— start —

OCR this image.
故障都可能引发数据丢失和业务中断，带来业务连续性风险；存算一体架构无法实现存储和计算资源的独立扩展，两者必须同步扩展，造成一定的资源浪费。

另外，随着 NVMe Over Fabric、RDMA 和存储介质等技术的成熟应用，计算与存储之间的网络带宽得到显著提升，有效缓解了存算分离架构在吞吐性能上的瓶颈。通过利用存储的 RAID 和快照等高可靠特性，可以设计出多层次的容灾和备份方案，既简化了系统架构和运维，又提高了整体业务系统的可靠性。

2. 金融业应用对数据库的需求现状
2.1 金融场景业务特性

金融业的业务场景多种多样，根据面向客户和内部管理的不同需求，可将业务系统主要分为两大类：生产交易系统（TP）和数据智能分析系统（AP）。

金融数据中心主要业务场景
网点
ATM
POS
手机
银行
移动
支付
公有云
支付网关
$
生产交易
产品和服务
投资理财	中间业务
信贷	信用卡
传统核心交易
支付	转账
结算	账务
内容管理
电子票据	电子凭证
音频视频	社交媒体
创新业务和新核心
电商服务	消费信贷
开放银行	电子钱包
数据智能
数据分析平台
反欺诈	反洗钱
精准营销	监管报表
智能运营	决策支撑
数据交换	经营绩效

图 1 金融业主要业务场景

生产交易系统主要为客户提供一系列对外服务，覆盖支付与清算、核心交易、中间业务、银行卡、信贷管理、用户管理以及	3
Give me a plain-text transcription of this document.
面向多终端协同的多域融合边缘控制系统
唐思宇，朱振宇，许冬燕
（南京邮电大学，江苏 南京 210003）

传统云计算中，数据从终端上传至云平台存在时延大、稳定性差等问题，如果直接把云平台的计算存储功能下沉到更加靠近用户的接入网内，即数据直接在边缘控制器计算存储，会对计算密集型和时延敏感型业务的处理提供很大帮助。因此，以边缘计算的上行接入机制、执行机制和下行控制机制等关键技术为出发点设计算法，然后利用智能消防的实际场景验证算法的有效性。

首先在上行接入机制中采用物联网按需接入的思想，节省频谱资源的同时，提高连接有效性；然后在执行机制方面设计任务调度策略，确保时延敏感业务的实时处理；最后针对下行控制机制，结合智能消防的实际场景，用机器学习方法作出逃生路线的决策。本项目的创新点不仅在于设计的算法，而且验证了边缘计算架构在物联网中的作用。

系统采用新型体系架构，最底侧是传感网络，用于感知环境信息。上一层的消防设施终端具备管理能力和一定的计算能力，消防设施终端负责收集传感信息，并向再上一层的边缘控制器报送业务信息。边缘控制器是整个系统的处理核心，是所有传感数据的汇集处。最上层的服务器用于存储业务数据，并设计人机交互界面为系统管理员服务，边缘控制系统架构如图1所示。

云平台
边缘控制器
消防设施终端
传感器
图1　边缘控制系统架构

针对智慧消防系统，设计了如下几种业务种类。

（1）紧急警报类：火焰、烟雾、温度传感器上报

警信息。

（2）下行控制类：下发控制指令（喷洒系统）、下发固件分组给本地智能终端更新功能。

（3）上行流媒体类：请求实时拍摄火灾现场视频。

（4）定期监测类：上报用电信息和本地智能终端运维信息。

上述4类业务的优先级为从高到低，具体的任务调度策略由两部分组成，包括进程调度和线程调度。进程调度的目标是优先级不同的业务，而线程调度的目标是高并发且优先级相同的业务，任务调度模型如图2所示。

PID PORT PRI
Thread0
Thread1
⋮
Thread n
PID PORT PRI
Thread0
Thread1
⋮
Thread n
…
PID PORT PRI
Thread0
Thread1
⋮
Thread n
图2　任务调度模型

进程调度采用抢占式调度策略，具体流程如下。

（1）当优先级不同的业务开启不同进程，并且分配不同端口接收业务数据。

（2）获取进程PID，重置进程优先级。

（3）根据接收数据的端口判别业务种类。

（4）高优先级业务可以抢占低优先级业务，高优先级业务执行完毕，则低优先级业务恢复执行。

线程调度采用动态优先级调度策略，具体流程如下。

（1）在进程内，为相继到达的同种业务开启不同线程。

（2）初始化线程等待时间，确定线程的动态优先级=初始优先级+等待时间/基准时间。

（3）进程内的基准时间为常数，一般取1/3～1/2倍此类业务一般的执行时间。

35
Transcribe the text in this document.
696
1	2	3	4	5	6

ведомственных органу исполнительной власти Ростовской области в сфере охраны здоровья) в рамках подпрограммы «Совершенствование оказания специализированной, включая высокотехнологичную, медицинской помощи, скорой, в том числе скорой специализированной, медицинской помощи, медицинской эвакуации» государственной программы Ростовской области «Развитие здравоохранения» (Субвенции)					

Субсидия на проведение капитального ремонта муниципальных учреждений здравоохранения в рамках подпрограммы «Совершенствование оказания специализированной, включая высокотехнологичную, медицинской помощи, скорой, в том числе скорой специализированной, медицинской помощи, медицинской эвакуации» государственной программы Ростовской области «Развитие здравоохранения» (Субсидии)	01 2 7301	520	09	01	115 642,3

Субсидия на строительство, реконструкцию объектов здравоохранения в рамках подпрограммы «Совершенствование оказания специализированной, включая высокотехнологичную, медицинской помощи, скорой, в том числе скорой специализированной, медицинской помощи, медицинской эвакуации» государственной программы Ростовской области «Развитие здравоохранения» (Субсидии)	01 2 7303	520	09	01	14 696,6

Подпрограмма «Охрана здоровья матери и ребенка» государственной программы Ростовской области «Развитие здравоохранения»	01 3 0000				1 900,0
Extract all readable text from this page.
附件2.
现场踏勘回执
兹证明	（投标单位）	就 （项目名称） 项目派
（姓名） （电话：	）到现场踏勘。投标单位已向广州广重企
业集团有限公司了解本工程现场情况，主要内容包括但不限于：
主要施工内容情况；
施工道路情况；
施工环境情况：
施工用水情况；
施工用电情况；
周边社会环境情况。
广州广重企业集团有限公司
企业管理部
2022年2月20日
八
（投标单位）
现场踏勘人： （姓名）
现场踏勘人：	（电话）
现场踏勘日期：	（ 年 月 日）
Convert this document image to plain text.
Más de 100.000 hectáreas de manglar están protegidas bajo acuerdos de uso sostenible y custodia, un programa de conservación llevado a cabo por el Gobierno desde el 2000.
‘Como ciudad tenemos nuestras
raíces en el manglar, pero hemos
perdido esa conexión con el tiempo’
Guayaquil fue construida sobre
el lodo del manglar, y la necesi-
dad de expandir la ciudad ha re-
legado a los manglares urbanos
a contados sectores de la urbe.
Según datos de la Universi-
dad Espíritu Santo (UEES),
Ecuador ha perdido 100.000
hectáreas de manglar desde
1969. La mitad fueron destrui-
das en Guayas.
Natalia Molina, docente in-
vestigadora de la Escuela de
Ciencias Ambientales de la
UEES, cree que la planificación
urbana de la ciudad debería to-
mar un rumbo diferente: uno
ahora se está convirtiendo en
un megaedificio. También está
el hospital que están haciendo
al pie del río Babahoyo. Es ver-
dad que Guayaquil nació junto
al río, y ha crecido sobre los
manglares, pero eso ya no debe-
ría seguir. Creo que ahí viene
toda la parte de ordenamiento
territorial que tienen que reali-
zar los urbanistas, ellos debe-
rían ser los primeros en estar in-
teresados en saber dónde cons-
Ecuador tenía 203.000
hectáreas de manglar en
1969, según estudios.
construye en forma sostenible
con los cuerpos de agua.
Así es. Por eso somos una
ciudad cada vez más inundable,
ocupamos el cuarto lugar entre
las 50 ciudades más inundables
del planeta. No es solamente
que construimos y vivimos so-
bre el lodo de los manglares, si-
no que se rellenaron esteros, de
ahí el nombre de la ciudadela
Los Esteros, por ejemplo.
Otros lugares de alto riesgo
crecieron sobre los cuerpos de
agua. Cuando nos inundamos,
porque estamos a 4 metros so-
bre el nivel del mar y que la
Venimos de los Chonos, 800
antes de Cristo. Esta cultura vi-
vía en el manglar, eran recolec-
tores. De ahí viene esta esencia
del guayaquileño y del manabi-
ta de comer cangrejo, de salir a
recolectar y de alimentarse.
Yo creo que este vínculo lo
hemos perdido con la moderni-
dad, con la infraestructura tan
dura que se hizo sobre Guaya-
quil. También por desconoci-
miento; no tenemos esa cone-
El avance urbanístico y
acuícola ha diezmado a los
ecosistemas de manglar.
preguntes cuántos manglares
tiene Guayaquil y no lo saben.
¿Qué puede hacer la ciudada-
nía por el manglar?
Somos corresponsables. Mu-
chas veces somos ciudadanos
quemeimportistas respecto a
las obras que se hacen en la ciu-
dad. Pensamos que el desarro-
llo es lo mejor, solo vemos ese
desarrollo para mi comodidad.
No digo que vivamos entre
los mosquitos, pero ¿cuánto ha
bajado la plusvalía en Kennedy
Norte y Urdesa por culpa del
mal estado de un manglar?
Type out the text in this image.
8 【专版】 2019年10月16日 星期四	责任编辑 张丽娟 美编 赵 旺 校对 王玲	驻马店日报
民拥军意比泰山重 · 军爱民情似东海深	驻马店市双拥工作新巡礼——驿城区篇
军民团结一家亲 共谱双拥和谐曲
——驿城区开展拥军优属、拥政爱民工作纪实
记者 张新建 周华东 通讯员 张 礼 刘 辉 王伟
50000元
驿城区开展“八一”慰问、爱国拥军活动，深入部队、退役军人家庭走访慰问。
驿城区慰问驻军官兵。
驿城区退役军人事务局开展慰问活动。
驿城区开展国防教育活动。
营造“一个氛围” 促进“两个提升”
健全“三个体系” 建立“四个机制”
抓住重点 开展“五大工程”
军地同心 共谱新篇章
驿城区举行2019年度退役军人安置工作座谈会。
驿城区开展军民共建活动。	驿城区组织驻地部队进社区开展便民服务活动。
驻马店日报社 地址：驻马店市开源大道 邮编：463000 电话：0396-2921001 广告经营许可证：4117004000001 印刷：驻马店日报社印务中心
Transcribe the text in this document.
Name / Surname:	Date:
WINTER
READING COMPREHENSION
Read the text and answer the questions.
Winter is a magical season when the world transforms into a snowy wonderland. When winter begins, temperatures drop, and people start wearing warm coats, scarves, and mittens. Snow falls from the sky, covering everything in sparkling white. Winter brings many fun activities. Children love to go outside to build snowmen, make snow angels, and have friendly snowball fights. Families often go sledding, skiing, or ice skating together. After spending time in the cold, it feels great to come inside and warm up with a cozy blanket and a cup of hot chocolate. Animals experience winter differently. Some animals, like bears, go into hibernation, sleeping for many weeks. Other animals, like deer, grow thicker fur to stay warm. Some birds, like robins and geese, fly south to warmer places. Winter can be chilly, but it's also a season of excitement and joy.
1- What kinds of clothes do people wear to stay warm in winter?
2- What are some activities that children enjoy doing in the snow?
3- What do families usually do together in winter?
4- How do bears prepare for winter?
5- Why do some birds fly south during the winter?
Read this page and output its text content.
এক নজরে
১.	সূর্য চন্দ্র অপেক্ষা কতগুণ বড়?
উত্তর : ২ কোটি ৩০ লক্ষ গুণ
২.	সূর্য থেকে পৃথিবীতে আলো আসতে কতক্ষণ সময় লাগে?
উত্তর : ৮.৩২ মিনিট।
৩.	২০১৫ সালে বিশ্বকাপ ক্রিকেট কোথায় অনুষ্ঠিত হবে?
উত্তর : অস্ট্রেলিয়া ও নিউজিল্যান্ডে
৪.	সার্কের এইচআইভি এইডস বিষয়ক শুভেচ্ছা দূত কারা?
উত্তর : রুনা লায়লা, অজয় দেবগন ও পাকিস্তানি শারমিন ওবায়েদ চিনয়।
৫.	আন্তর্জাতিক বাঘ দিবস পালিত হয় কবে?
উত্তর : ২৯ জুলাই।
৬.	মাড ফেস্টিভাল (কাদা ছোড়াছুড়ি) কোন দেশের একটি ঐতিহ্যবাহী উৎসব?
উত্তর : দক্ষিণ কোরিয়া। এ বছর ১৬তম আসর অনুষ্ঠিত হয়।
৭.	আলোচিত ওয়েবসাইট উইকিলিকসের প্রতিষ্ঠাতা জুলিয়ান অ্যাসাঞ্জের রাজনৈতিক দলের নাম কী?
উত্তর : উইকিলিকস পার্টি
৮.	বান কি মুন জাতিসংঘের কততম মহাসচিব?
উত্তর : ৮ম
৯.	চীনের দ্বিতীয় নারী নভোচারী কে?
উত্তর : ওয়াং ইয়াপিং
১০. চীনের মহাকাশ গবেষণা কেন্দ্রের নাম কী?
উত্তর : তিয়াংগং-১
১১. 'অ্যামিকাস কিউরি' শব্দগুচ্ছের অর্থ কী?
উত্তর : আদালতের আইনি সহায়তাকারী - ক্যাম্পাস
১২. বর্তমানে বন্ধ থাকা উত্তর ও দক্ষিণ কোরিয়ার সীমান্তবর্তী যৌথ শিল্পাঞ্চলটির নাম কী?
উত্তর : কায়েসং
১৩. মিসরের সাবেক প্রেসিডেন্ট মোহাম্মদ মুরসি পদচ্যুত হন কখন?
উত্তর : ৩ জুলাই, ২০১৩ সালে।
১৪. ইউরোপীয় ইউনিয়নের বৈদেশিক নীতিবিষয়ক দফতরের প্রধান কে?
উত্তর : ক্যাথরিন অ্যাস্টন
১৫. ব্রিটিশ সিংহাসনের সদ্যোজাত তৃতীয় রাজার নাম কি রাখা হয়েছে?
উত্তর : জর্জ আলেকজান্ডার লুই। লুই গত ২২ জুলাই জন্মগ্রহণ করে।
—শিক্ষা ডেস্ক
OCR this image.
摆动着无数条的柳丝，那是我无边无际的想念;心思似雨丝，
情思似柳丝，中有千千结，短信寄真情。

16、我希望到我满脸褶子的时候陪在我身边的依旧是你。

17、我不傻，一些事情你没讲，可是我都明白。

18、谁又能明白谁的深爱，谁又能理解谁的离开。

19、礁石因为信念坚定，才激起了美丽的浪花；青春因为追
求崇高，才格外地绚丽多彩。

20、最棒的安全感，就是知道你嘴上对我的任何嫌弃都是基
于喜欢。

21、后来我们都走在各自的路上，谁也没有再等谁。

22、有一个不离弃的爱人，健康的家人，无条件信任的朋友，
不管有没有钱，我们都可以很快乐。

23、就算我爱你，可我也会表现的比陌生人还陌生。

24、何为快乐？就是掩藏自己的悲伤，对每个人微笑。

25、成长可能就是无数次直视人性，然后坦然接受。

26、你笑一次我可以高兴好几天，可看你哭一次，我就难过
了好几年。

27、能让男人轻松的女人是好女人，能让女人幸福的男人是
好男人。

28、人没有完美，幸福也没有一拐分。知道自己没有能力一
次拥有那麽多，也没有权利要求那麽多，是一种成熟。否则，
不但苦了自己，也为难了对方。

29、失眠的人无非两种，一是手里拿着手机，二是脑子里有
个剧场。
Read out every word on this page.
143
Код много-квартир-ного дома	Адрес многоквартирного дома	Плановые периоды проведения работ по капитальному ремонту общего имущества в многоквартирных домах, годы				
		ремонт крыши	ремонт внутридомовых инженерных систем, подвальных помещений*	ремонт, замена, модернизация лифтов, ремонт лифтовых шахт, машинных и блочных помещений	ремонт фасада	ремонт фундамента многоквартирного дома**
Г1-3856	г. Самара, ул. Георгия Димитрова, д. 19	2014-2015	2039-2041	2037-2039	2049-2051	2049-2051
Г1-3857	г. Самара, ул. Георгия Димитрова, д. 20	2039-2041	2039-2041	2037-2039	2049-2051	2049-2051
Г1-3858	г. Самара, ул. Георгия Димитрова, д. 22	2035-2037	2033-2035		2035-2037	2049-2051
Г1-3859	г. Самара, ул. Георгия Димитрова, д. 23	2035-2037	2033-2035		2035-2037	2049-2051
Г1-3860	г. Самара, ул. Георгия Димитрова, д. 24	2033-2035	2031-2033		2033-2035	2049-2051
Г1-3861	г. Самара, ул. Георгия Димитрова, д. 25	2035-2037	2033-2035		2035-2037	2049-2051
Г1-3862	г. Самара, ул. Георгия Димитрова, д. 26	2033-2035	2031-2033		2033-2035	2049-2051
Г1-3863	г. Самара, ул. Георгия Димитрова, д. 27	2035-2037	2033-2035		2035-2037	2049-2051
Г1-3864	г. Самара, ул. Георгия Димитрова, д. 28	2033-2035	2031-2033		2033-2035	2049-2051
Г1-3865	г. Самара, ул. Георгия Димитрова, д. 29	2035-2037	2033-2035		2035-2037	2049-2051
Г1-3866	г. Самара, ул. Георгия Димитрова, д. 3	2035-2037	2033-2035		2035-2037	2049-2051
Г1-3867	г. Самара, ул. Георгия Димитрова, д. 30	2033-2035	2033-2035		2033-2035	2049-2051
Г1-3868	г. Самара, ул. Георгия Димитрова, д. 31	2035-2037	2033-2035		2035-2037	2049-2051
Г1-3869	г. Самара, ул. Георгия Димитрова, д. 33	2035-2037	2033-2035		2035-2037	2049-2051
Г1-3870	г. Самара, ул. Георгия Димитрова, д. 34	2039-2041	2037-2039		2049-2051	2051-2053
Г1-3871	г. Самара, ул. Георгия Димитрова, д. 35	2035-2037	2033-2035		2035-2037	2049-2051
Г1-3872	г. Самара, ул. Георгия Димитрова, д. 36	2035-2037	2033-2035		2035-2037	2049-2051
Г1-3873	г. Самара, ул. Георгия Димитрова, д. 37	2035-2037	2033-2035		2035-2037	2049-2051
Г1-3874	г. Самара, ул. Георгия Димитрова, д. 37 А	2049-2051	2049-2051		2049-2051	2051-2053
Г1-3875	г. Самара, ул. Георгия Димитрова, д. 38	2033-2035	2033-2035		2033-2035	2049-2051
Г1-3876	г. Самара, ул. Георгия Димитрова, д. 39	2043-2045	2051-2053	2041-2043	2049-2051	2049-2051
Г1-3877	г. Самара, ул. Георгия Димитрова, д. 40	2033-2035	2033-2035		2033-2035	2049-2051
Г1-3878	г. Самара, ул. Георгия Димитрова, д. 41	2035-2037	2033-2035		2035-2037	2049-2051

— end —

#### Objective:
Determine how many lines of the material include the string "медицинской". Output only that count.

#### Exercise solution:
3